── Input material ──

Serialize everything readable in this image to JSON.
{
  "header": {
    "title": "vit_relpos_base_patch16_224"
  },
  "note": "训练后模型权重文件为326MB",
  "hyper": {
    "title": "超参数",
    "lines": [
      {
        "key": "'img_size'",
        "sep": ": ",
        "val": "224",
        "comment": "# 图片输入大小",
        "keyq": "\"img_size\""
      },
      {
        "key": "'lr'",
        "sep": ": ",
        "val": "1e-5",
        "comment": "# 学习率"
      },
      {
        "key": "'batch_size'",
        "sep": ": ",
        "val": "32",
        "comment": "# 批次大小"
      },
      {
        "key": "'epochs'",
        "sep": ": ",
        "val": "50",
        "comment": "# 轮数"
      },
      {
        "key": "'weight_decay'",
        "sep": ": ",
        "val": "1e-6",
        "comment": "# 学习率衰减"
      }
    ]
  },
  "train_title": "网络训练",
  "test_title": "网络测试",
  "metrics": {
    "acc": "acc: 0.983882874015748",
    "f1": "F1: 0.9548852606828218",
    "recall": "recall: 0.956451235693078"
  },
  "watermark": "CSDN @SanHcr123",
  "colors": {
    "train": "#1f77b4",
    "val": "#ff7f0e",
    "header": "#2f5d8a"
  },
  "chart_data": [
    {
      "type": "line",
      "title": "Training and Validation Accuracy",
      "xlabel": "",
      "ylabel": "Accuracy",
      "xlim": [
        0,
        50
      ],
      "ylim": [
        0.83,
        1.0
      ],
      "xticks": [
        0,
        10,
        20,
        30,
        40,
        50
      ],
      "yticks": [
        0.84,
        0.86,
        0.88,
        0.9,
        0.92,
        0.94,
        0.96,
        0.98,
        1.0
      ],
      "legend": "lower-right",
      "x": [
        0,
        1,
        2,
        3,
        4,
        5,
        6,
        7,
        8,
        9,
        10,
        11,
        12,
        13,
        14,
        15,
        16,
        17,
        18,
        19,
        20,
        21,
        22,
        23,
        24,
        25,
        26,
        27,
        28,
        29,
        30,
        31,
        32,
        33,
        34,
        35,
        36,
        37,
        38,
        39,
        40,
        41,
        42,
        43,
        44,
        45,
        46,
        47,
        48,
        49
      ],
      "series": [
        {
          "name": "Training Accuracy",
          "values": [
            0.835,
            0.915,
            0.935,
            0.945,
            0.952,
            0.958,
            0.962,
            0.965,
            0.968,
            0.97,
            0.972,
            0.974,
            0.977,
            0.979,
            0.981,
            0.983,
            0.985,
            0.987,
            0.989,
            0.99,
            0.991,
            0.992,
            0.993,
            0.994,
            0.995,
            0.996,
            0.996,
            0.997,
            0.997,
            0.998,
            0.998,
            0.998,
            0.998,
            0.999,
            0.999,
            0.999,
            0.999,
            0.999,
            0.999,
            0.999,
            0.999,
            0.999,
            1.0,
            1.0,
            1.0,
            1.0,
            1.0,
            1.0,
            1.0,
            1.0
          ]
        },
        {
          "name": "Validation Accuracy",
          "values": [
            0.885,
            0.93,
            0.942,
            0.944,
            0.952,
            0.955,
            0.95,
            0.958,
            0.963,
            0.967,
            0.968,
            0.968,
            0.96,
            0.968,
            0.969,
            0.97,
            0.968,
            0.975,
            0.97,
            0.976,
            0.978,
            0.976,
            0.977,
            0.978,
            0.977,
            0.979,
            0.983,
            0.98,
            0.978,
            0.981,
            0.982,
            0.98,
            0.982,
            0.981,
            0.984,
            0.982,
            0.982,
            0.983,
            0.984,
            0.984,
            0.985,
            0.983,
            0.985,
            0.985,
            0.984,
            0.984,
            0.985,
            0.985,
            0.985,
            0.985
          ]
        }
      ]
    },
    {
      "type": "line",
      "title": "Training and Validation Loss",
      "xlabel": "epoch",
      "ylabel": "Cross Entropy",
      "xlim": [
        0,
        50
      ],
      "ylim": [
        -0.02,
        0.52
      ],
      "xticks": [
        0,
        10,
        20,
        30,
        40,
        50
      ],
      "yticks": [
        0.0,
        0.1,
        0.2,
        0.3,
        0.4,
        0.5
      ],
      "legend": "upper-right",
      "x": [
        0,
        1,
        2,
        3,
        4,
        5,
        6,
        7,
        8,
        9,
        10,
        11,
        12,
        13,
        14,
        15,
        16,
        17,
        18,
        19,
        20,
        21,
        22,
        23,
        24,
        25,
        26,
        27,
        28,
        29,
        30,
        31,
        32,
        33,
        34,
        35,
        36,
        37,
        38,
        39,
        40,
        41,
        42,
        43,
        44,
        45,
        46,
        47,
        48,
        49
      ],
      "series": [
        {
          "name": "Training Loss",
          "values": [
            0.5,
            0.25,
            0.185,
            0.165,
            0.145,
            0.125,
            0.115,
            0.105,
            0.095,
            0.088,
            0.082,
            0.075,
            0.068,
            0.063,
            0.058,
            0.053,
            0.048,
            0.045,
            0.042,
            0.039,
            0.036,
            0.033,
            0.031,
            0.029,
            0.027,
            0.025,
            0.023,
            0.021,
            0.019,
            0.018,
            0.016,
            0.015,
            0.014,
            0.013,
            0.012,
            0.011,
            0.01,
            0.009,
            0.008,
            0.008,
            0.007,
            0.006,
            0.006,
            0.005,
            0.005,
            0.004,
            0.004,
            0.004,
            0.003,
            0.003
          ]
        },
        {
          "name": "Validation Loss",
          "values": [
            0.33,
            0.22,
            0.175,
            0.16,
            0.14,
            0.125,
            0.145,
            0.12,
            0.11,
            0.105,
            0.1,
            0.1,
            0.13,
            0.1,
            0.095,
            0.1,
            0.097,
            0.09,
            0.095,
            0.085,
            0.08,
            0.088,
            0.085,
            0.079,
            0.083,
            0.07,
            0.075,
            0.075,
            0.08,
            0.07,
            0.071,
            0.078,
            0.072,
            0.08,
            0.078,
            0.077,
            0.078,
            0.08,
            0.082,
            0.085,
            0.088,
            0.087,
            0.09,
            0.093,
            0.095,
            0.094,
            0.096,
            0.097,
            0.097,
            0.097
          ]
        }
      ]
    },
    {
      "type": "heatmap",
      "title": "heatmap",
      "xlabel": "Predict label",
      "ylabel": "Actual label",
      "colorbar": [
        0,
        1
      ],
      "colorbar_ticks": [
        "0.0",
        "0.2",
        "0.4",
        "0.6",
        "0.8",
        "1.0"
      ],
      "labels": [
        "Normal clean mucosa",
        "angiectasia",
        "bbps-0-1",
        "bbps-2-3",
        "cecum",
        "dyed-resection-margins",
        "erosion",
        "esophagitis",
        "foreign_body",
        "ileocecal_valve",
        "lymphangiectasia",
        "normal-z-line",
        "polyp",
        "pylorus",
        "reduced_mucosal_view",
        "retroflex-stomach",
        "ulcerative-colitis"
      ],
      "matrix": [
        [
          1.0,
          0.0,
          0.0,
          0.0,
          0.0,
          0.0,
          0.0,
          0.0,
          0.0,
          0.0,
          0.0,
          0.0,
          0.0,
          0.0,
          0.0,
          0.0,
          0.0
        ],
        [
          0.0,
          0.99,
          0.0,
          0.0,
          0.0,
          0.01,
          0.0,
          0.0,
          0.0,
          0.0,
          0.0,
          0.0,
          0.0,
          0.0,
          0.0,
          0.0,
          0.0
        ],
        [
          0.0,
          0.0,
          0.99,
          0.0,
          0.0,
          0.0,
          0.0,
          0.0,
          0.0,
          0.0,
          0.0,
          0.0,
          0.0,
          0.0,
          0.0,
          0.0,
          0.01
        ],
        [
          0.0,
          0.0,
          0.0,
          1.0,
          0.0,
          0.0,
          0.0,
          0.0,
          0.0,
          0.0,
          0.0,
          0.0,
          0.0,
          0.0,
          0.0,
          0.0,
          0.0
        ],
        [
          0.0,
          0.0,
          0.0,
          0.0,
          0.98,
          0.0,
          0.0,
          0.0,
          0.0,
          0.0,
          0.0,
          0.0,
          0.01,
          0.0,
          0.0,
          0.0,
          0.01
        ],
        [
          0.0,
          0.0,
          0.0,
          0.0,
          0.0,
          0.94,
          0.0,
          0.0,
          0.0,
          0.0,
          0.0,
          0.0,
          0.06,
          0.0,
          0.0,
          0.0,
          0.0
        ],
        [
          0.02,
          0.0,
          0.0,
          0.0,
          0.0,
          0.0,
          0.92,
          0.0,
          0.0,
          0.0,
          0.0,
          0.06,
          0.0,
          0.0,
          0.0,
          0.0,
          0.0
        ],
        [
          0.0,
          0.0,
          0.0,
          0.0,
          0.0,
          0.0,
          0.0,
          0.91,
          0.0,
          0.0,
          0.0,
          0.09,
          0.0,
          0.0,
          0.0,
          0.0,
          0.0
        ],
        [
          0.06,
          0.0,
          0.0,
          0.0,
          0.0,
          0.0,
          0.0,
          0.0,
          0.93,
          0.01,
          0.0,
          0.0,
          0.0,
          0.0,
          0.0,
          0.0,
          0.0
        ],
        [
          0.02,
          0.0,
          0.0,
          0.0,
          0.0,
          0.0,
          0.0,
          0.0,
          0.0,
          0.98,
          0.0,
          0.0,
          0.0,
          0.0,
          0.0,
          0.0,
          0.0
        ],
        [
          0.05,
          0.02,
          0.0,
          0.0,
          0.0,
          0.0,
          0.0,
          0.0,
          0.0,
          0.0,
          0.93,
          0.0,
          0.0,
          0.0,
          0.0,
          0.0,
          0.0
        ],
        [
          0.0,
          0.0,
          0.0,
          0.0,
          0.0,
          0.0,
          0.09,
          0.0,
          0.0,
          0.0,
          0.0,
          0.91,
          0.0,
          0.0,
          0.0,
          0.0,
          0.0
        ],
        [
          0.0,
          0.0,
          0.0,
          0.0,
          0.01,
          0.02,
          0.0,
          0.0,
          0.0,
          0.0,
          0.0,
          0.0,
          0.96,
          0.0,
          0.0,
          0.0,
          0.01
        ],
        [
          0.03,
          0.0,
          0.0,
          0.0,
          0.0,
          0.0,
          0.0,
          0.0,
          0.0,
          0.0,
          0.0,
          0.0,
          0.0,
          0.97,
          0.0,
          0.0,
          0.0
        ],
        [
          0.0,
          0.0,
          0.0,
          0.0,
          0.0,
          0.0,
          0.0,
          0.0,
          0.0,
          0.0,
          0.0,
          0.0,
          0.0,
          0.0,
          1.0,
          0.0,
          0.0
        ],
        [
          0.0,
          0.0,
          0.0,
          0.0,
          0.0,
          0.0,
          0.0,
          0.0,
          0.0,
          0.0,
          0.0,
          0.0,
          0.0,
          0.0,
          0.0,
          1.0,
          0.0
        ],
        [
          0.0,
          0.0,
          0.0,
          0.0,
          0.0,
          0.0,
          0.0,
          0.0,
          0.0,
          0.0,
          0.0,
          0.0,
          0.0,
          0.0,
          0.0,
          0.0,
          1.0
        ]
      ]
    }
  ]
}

───

**What to do**
Pick out the lines containing the string "xlabel".

**The reply**
      "xlabel": "",
      "xlabel": "epoch",
      "xlabel": "Predict label",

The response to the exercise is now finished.